### EXERCISE SET
a) Decide whether each statement agrees with the passage on bio-inspired hydration lubrication materials, answering yes or no and quoting the deciding words of that passage: (i) Hydrogels are described as having low water content. (ii) Some lubricating hydrogels respond to sliding velocity. (iii) Hygroscopic components added to hydrogel networks weaken their lubrication ability.
b) Carry on the passage on bio-inspired hydration lubrication materials from its final sentence.
Start of SELECTED PASSAGE
Within the realm of bio-inspired materials for hydration lubrication, hydrogels constitute a primary category of intense research, featuring three-dimensional (3D) networks of chemically or physically cross-linked hydrophilic polymers with high water content [28]. Benefiting from the exceptional similarity in macromolecular structure and chemical composition between AC matrixes and hydrogels, a series of AC-mimicking hydrogel materials have been prepared to acquire excellent lubrication performance [[29], [30], [31], [32], [33]]. These bio-inspired hydrogels can be potentially used to repair or even replace the worn AC surfaces, offering new opportunities for the treatment of severe osteoarthritis (OA). It has also been found that some specialized lubricating hydrogels can exhibit responsive behaviors to environmental factors including normal load [34], sliding velocity [35] and water content [36], which could strengthen their practical capability in biomedical applications. Moreover, some hygroscopic components introduced into the hydrogel networks can further enhance the lubrication ability by assisting in the retention and regulation of water molecules [37]. It has been well recognized that dense assemblies of end-tethered hydrophilic polymer chains prevailingly exist on the AC surface and construct polymer brushes with superior competence in adsorbing and holding water molecules, which also inspires the advancement in hydration lubrication techniques [[38], [39], [40]]. In recent years, the use of hydrophilic polymer brushes to reduce friction between sliding surfaces in aqueous media has attracted considerable attention [[41], [42], [43]]. Generally, apart from the polymer networks and brushes in the solid matrix, various dissociative hydrophilic or amphiphilic substances contained in the fluid phase of hydration lubrication systems in living organisms are also critical in the lubrication process. By mimicking their functionalities, a variety of additives have been adopted to improve the property of the artificially manufactured lubrication systems [44,45]. Nowadays, an increasing number of researchers have been engaged in designing and preparing novel artificial lubricating materials whose performance can be comparable or even superior to that of their models in nature.
End of SELECTED PASSAGE
Start of INFORMATION GIVEN
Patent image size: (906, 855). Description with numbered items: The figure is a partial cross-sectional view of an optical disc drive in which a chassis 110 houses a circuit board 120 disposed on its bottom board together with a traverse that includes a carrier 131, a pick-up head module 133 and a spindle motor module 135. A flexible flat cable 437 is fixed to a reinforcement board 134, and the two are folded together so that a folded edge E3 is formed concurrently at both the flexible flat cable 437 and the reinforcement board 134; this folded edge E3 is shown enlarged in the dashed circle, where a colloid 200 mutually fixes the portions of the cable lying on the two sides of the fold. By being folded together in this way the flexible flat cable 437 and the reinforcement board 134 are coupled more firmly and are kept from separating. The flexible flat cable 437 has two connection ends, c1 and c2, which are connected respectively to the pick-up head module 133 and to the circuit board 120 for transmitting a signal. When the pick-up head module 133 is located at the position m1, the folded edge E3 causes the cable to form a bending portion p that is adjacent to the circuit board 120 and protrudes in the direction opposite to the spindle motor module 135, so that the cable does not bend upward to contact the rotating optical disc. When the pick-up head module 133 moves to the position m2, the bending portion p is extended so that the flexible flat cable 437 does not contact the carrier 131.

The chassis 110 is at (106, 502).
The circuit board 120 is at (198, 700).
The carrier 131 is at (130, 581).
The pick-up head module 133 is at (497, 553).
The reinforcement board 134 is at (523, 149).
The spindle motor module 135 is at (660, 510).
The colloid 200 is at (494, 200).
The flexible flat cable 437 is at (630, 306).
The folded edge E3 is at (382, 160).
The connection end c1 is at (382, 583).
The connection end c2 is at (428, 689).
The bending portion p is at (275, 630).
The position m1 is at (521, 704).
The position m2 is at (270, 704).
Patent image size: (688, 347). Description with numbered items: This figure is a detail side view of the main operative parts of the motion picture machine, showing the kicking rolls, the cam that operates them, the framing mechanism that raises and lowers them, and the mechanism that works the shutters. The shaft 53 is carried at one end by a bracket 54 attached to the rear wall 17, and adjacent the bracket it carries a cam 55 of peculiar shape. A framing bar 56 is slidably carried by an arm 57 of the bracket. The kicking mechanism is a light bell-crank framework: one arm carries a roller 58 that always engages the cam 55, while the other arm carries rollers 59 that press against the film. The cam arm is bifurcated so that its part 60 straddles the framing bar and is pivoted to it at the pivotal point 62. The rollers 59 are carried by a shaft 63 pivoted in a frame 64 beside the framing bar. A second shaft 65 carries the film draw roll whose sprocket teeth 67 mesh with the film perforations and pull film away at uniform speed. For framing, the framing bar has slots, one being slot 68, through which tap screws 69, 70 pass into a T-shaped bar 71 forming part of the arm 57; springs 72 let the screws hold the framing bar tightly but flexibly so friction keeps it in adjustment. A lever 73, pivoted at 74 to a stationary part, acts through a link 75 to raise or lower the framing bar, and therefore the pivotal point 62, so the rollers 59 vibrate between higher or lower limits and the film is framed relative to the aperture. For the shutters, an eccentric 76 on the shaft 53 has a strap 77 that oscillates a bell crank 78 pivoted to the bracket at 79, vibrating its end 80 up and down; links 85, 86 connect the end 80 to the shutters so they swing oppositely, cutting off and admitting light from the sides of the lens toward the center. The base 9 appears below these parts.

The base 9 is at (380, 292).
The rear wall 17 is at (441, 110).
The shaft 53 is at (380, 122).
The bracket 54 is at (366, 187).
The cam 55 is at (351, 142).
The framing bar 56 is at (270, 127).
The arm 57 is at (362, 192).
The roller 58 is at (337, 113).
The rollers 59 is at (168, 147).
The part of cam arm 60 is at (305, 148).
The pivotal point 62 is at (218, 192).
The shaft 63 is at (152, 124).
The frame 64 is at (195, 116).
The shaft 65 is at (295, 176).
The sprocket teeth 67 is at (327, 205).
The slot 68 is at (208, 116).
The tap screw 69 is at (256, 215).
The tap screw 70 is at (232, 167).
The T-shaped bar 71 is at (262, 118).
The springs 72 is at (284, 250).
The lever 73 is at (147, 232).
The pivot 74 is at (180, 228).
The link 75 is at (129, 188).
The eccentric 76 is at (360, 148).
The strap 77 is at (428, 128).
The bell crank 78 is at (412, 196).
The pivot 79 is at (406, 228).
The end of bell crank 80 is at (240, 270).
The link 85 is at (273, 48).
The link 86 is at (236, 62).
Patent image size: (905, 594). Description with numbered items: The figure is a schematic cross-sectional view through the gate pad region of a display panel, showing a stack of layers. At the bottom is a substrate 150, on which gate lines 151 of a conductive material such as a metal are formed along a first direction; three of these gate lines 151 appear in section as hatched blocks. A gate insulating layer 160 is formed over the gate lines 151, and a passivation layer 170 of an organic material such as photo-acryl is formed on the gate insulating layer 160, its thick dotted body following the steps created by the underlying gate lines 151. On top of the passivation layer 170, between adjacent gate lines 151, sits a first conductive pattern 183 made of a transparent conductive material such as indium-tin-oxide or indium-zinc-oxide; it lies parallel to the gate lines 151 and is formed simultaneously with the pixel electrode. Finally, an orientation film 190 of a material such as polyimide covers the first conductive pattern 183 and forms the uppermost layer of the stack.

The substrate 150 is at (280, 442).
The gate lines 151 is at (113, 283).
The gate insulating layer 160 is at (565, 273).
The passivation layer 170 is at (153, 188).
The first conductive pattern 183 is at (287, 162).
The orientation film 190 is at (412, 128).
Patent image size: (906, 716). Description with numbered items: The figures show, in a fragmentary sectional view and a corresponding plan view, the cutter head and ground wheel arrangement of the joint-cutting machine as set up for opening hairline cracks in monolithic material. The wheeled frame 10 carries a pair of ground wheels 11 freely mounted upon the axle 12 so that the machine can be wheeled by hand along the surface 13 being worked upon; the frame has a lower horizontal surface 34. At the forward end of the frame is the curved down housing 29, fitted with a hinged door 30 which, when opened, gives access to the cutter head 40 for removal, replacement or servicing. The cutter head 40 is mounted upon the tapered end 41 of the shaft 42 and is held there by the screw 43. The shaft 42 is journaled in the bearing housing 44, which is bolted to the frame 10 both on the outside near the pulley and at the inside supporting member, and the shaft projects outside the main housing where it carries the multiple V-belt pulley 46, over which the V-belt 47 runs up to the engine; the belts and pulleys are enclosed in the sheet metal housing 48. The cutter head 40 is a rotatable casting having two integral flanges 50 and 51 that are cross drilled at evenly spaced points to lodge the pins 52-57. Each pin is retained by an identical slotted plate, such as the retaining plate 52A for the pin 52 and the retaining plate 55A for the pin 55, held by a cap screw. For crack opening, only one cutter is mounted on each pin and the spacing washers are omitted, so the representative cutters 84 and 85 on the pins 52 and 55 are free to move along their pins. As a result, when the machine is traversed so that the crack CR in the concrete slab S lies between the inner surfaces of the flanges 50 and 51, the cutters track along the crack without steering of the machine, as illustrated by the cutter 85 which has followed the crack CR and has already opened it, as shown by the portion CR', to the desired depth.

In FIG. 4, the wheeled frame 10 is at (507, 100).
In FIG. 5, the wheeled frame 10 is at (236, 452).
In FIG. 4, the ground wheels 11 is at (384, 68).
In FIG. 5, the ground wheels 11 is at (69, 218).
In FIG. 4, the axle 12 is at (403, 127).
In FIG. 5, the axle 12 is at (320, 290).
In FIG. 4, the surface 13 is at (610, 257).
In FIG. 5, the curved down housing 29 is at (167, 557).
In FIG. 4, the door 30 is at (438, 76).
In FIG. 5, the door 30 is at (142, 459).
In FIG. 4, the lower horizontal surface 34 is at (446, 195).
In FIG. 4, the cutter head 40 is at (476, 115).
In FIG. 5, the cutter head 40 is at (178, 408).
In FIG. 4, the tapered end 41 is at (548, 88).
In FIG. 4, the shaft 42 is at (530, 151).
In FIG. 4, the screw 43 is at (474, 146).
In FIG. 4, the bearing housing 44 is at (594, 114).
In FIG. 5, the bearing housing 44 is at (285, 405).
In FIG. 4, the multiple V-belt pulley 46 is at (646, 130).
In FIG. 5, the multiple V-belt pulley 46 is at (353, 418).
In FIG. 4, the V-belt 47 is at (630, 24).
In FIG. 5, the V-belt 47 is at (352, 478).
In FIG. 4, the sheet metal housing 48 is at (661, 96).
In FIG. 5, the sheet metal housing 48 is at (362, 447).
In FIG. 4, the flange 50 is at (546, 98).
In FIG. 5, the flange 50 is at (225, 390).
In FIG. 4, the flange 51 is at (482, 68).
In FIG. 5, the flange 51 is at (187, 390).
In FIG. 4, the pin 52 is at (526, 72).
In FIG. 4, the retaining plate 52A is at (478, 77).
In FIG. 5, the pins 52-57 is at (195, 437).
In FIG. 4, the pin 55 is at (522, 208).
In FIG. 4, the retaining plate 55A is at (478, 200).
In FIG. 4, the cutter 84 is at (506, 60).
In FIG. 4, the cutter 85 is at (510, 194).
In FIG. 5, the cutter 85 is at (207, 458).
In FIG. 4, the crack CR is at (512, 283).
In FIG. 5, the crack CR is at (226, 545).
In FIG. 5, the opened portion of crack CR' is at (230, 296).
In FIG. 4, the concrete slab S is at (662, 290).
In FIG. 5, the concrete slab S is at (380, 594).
End of INFORMATION GIVEN
### EXERCISE RESPONSES
a)
(i) No: "with high water content"
(ii) Yes: "can exhibit responsive behaviors to environmental factors including normal load [34], sliding velocity [35] and water content [36]"
(iii) No: "can further enhance the lubrication ability by assisting in the retention and regulation of water molecules"

b)
In brief, it is necessary to gain an in-depth understanding of the physical mechanisms and bionic principles of hydration lubrication, and guide the artificial preparation of novel bio-inspired hydration lubrication systems for a wide range of industrial and engineering applications. However, there is still a lack of comprehensive review and discussion on the fundamental theories, practical applications and recent progress of the bio-inspired materials and techniques for hydration lubrication. As schematically illustrated in Fig. 2, in this review, firstly, we briefly introduced several important colloidal concepts associated with hydration lubrication, including hydrogen bonding, hydration layers, EDL forces, hydration forces and Stribeck curve. We also discussed the compositional structure and lubrication mechanisms of the typical AC system. Subsequently, we reviewed the recent development of bio-inspired hydration lubricating materials including polymer hydrogels, polyelectrolyte brushes, and hydration lubrication additives. Finally, we summarized the remaining issues and challenges in the field of hydration lubrication and prospected the future directions and focuses of the bio-tribology studies.